WRITTEN EXERCISE –
Your task is to transcribe all the entries exactly, excluding pictures.

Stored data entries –

↓

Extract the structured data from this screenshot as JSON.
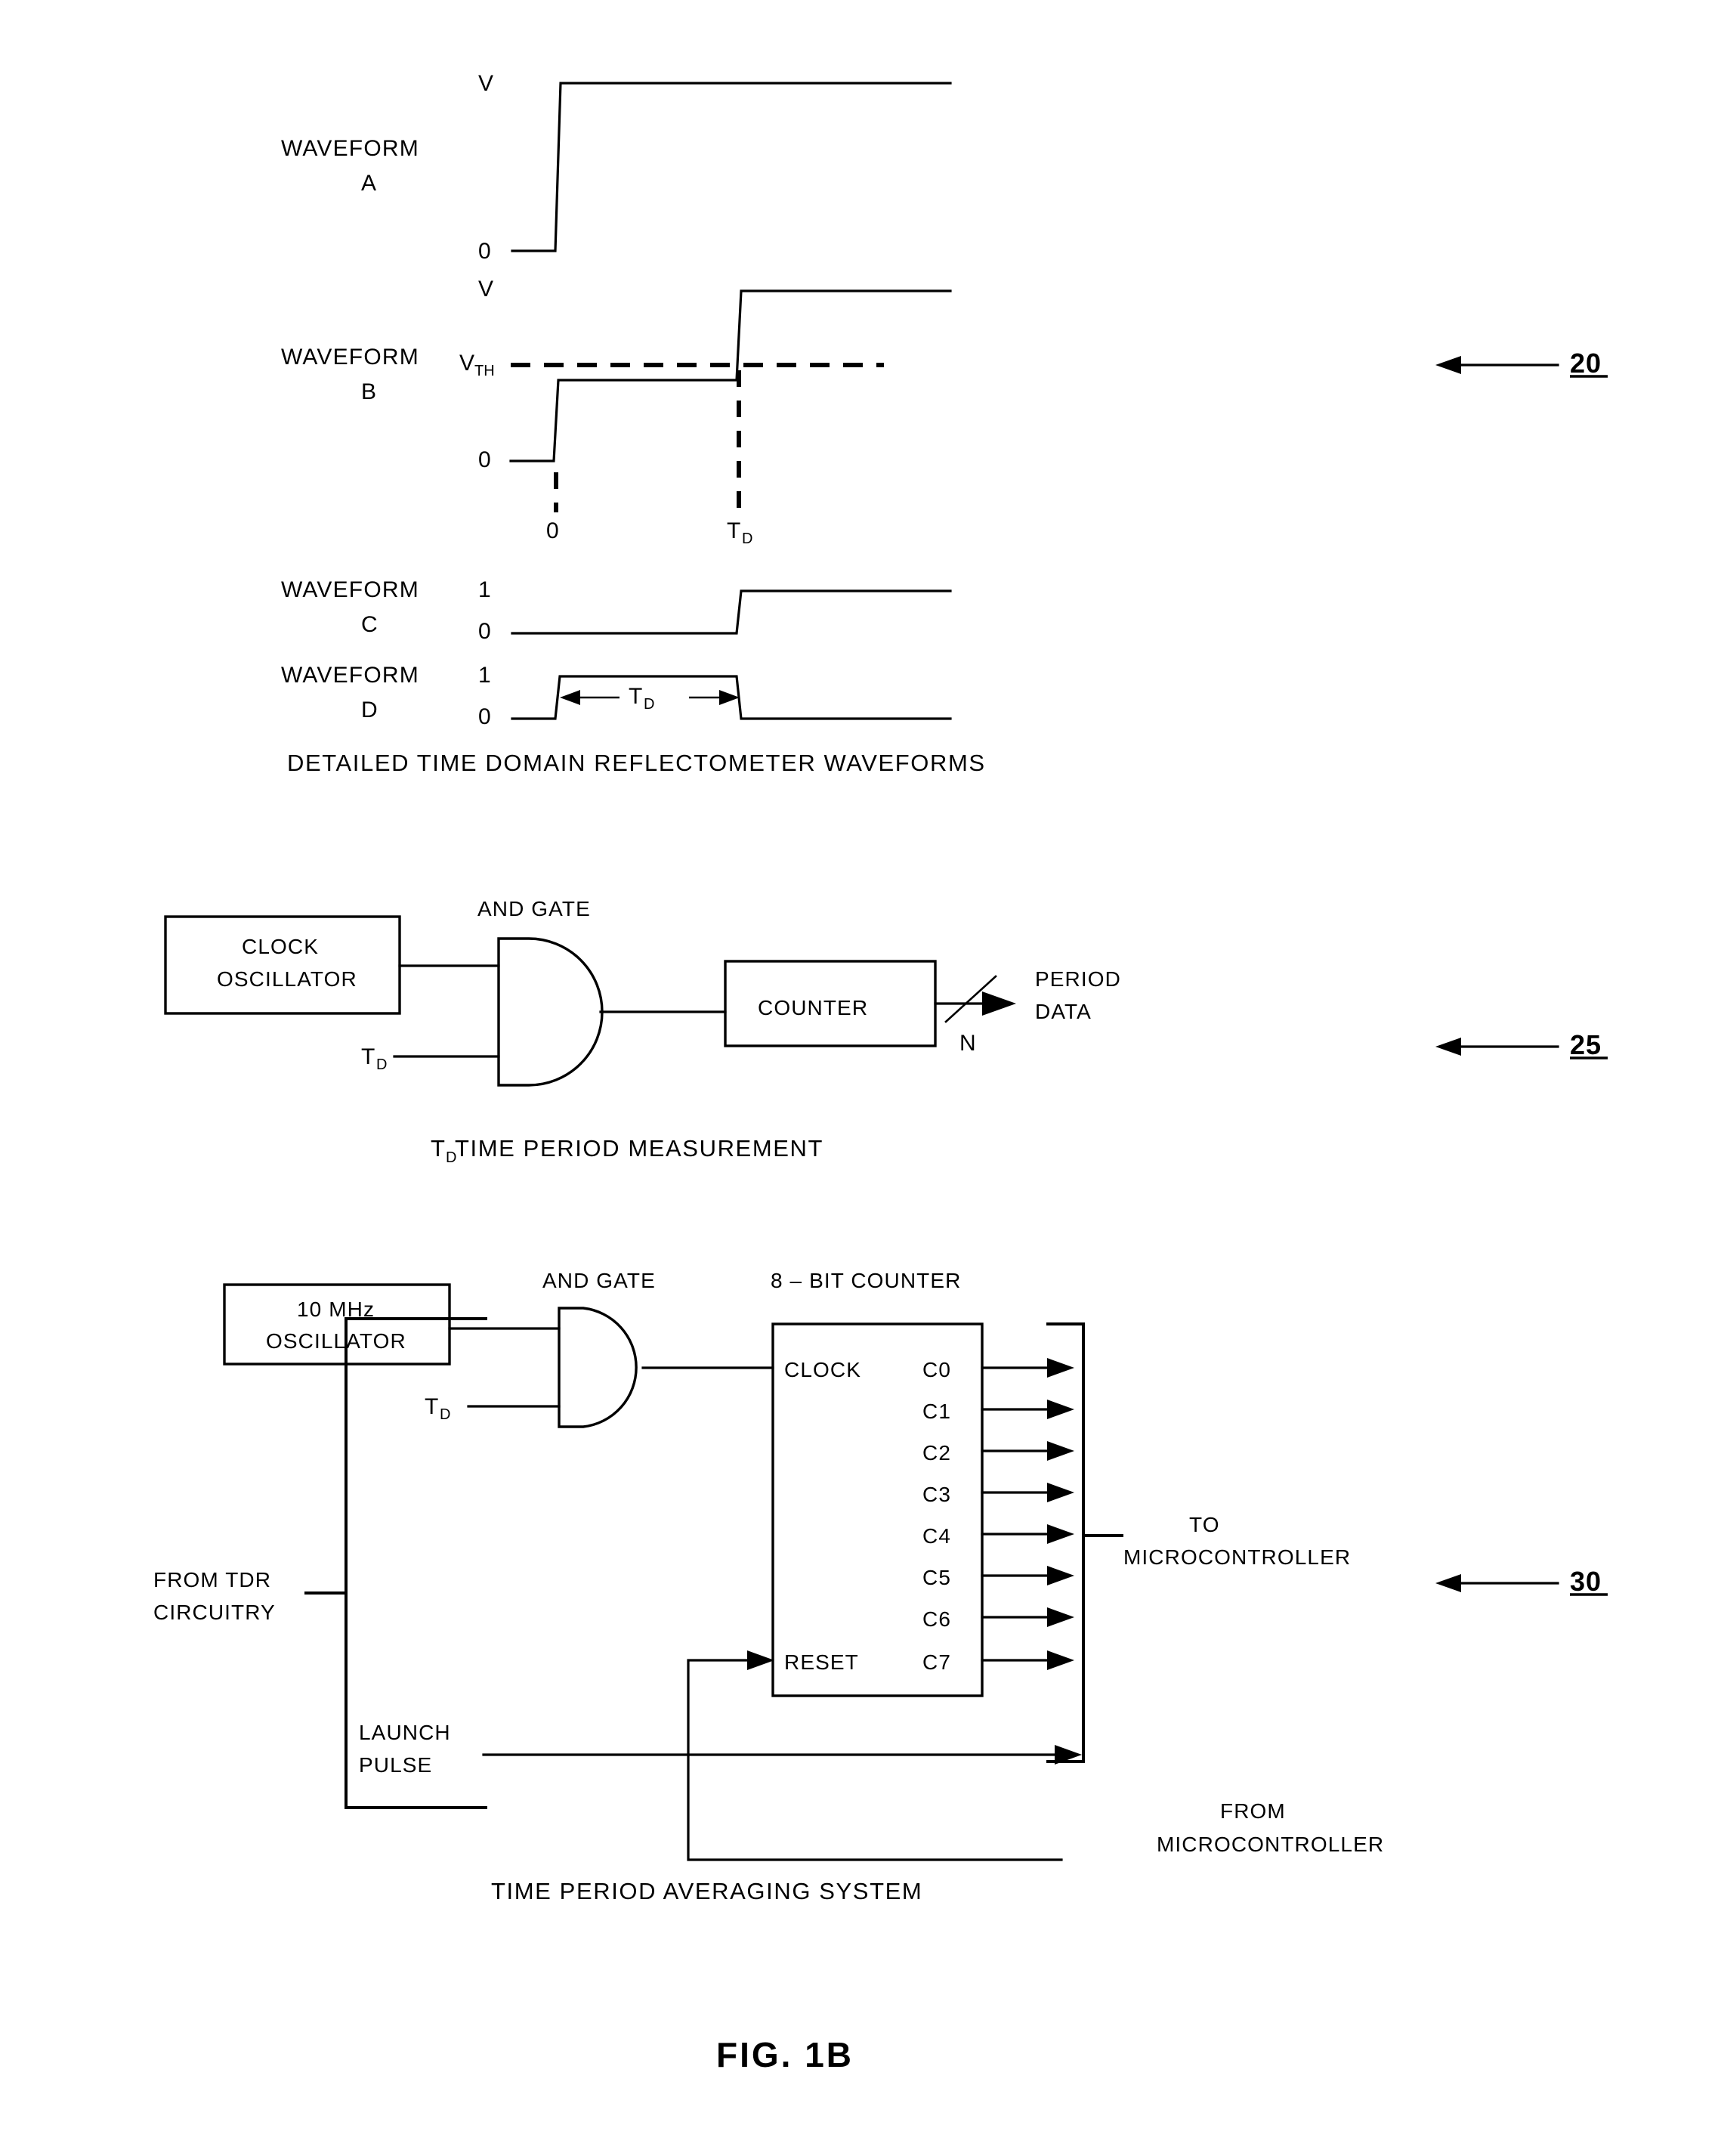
{
  "figure": {
    "title": "FIG. 1B"
  },
  "panel_waveforms": {
    "reference_number": "20",
    "caption": "DETAILED TIME DOMAIN REFLECTOMETER WAVEFORMS",
    "waveforms": [
      {
        "name_line1": "WAVEFORM",
        "name_line2": "A",
        "high_label": "V",
        "low_label": "0",
        "transition": "rising edge at t=0 from 0 to V"
      },
      {
        "name_line1": "WAVEFORM",
        "name_line2": "B",
        "high_label": "V",
        "threshold_label": "V",
        "threshold_sub": "TH",
        "low_label": "0",
        "time_origin_label": "0",
        "time_delay_label": "T",
        "time_delay_sub": "D",
        "transition": "rises to just below VTH at t=0, then steps above V at t=TD"
      },
      {
        "name_line1": "WAVEFORM",
        "name_line2": "C",
        "high_label": "1",
        "low_label": "0",
        "transition": "rises from 0 to 1 at t=TD"
      },
      {
        "name_line1": "WAVEFORM",
        "name_line2": "D",
        "high_label": "1",
        "low_label": "0",
        "pulse_label": "T",
        "pulse_sub": "D",
        "transition": "pulse high from t=0 to t=TD"
      }
    ]
  },
  "panel_measurement": {
    "reference_number": "25",
    "caption_prefix": "T",
    "caption_sub": "D",
    "caption_rest": " TIME PERIOD MEASUREMENT",
    "clock_block_line1": "CLOCK",
    "clock_block_line2": "OSCILLATOR",
    "and_gate_label": "AND GATE",
    "td_input_label": "T",
    "td_input_sub": "D",
    "counter_block": "COUNTER",
    "bus_width_label": "N",
    "output_line1": "PERIOD",
    "output_line2": "DATA"
  },
  "panel_averaging": {
    "reference_number": "30",
    "caption": "TIME PERIOD AVERAGING SYSTEM",
    "oscillator_line1": "10 MHz",
    "oscillator_line2": "OSCILLATOR",
    "and_gate_label": "AND GATE",
    "td_input_label": "T",
    "td_input_sub": "D",
    "counter_title": "8 – BIT COUNTER",
    "counter_clock_pin": "CLOCK",
    "counter_reset_pin": "RESET",
    "counter_outputs": [
      "C0",
      "C1",
      "C2",
      "C3",
      "C4",
      "C5",
      "C6",
      "C7"
    ],
    "source_line1": "FROM TDR",
    "source_line2": "CIRCUITRY",
    "launch_line1": "LAUNCH",
    "launch_line2": "PULSE",
    "to_mcu_line1": "TO",
    "to_mcu_line2": "MICROCONTROLLER",
    "from_mcu_line1": "FROM",
    "from_mcu_line2": "MICROCONTROLLER"
  }
}
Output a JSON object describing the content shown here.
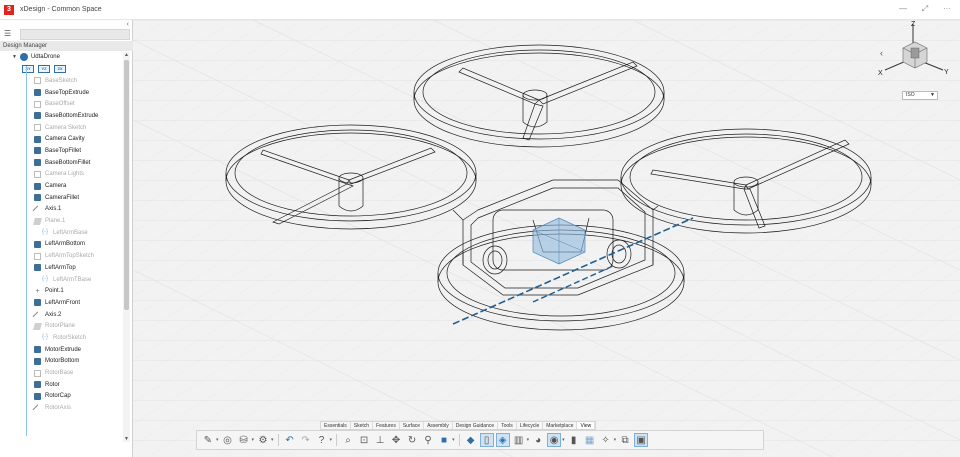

↑

COMPLETED TASK –
Extract the structured data from this screenshot as JSON.
{
  "figure": {
    "title": "FIG. 1B"
  },
  "panel_waveforms": {
    "reference_number": "20",
    "caption": "DETAILED TIME DOMAIN REFLECTOMETER WAVEFORMS",
    "waveforms": [
      {
        "name_line1": "WAVEFORM",
        "name_line2": "A",
        "high_label": "V",
        "low_label": "0",
        "transition": "rising edge at t=0 from 0 to V"
      },
      {
        "name_line1": "WAVEFORM",
        "name_line2": "B",
        "high_label": "V",
        "threshold_label": "V",
        "threshold_sub": "TH",
        "low_label": "0",
        "time_origin_label": "0",
        "time_delay_label": "T",
        "time_delay_sub": "D",
        "transition": "rises to just below VTH at t=0, then steps above V at t=TD"
      },
      {
        "name_line1": "WAVEFORM",
        "name_line2": "C",
        "high_label": "1",
        "low_label": "0",
        "transition": "rises from 0 to 1 at t=TD"
      },
      {
        "name_line1": "WAVEFORM",
        "name_line2": "D",
        "high_label": "1",
        "low_label": "0",
        "pulse_label": "T",
        "pulse_sub": "D",
        "transition": "pulse high from t=0 to t=TD"
      }
    ]
  },
  "panel_measurement": {
    "reference_number": "25",
    "caption_prefix": "T",
    "caption_sub": "D",
    "caption_rest": " TIME PERIOD MEASUREMENT",
    "clock_block_line1": "CLOCK",
    "clock_block_line2": "OSCILLATOR",
    "and_gate_label": "AND GATE",
    "td_input_label": "T",
    "td_input_sub": "D",
    "counter_block": "COUNTER",
    "bus_width_label": "N",
    "output_line1": "PERIOD",
    "output_line2": "DATA"
  },
  "panel_averaging": {
    "reference_number": "30",
    "caption": "TIME PERIOD AVERAGING SYSTEM",
    "oscillator_line1": "10 MHz",
    "oscillator_line2": "OSCILLATOR",
    "and_gate_label": "AND GATE",
    "td_input_label": "T",
    "td_input_sub": "D",
    "counter_title": "8 – BIT COUNTER",
    "counter_clock_pin": "CLOCK",
    "counter_reset_pin": "RESET",
    "counter_outputs": [
      "C0",
      "C1",
      "C2",
      "C3",
      "C4",
      "C5",
      "C6",
      "C7"
    ],
    "source_line1": "FROM TDR",
    "source_line2": "CIRCUITRY",
    "launch_line1": "LAUNCH",
    "launch_line2": "PULSE",
    "to_mcu_line1": "TO",
    "to_mcu_line2": "MICROCONTROLLER",
    "from_mcu_line1": "FROM",
    "from_mcu_line2": "MICROCONTROLLER"
  }
}
Output a JSON object describing the content shown here.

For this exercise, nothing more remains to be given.